* **Request**: Look for "Function" in each line of the entries, and return the matching lines.

== Records shown

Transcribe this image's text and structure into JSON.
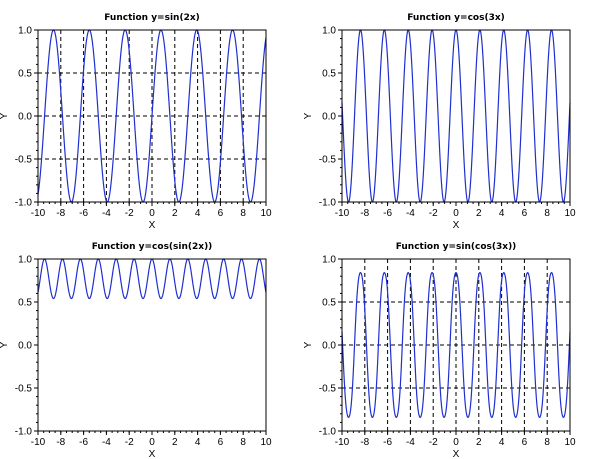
{
  "chart_data": [
    {
      "type": "line",
      "title": "Function y=sin(2x)",
      "xlabel": "X",
      "ylabel": "Y",
      "expr": "sin(2x)",
      "x_range": [
        -10,
        10
      ],
      "ylim": [
        -1.0,
        1.0
      ],
      "x_ticks": [
        -10,
        -8,
        -6,
        -4,
        -2,
        0,
        2,
        4,
        6,
        8,
        10
      ],
      "y_ticks": [
        -1.0,
        -0.5,
        0.0,
        0.5,
        1.0
      ],
      "x_tick_labels": [
        "-10",
        "-8",
        "-6",
        "-4",
        "-2",
        "0",
        "2",
        "4",
        "6",
        "8",
        "10"
      ],
      "y_tick_labels": [
        "-1.0",
        "-0.5",
        "0.0",
        "0.5",
        "1.0"
      ],
      "grid": true,
      "line_color": "#1f2fd0"
    },
    {
      "type": "line",
      "title": "Function y=cos(3x)",
      "xlabel": "X",
      "ylabel": "Y",
      "expr": "cos(3x)",
      "x_range": [
        -10,
        10
      ],
      "ylim": [
        -1.0,
        1.0
      ],
      "x_ticks": [
        -10,
        -8,
        -6,
        -4,
        -2,
        0,
        2,
        4,
        6,
        8,
        10
      ],
      "y_ticks": [
        -1.0,
        -0.5,
        0.0,
        0.5,
        1.0
      ],
      "x_tick_labels": [
        "-10",
        "-8",
        "-6",
        "-4",
        "-2",
        "0",
        "2",
        "4",
        "6",
        "8",
        "10"
      ],
      "y_tick_labels": [
        "-1.0",
        "-0.5",
        "0.0",
        "0.5",
        "1.0"
      ],
      "grid": false,
      "line_color": "#1f2fd0"
    },
    {
      "type": "line",
      "title": "Function y=cos(sin(2x))",
      "xlabel": "X",
      "ylabel": "Y",
      "expr": "cos(sin(2x))",
      "x_range": [
        -10,
        10
      ],
      "ylim": [
        -1.0,
        1.0
      ],
      "x_ticks": [
        -10,
        -8,
        -6,
        -4,
        -2,
        0,
        2,
        4,
        6,
        8,
        10
      ],
      "y_ticks": [
        -1.0,
        -0.5,
        0.0,
        0.5,
        1.0
      ],
      "x_tick_labels": [
        "-10",
        "-8",
        "-6",
        "-4",
        "-2",
        "0",
        "2",
        "4",
        "6",
        "8",
        "10"
      ],
      "y_tick_labels": [
        "-1.0",
        "-0.5",
        "0.0",
        "0.5",
        "1.0"
      ],
      "grid": false,
      "line_color": "#1f2fd0"
    },
    {
      "type": "line",
      "title": "Function y=sin(cos(3x))",
      "xlabel": "X",
      "ylabel": "Y",
      "expr": "sin(cos(3x))",
      "x_range": [
        -10,
        10
      ],
      "ylim": [
        -1.0,
        1.0
      ],
      "x_ticks": [
        -10,
        -8,
        -6,
        -4,
        -2,
        0,
        2,
        4,
        6,
        8,
        10
      ],
      "y_ticks": [
        -1.0,
        -0.5,
        0.0,
        0.5,
        1.0
      ],
      "x_tick_labels": [
        "-10",
        "-8",
        "-6",
        "-4",
        "-2",
        "0",
        "2",
        "4",
        "6",
        "8",
        "10"
      ],
      "y_tick_labels": [
        "-1.0",
        "-0.5",
        "0.0",
        "0.5",
        "1.0"
      ],
      "grid": true,
      "line_color": "#1f2fd0"
    }
  ]
}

====

* **Response below**:
      "title": "Function y=sin(2x)",
      "title": "Function y=cos(3x)",
      "title": "Function y=cos(sin(2x))",
      "title": "Function y=sin(cos(3x))",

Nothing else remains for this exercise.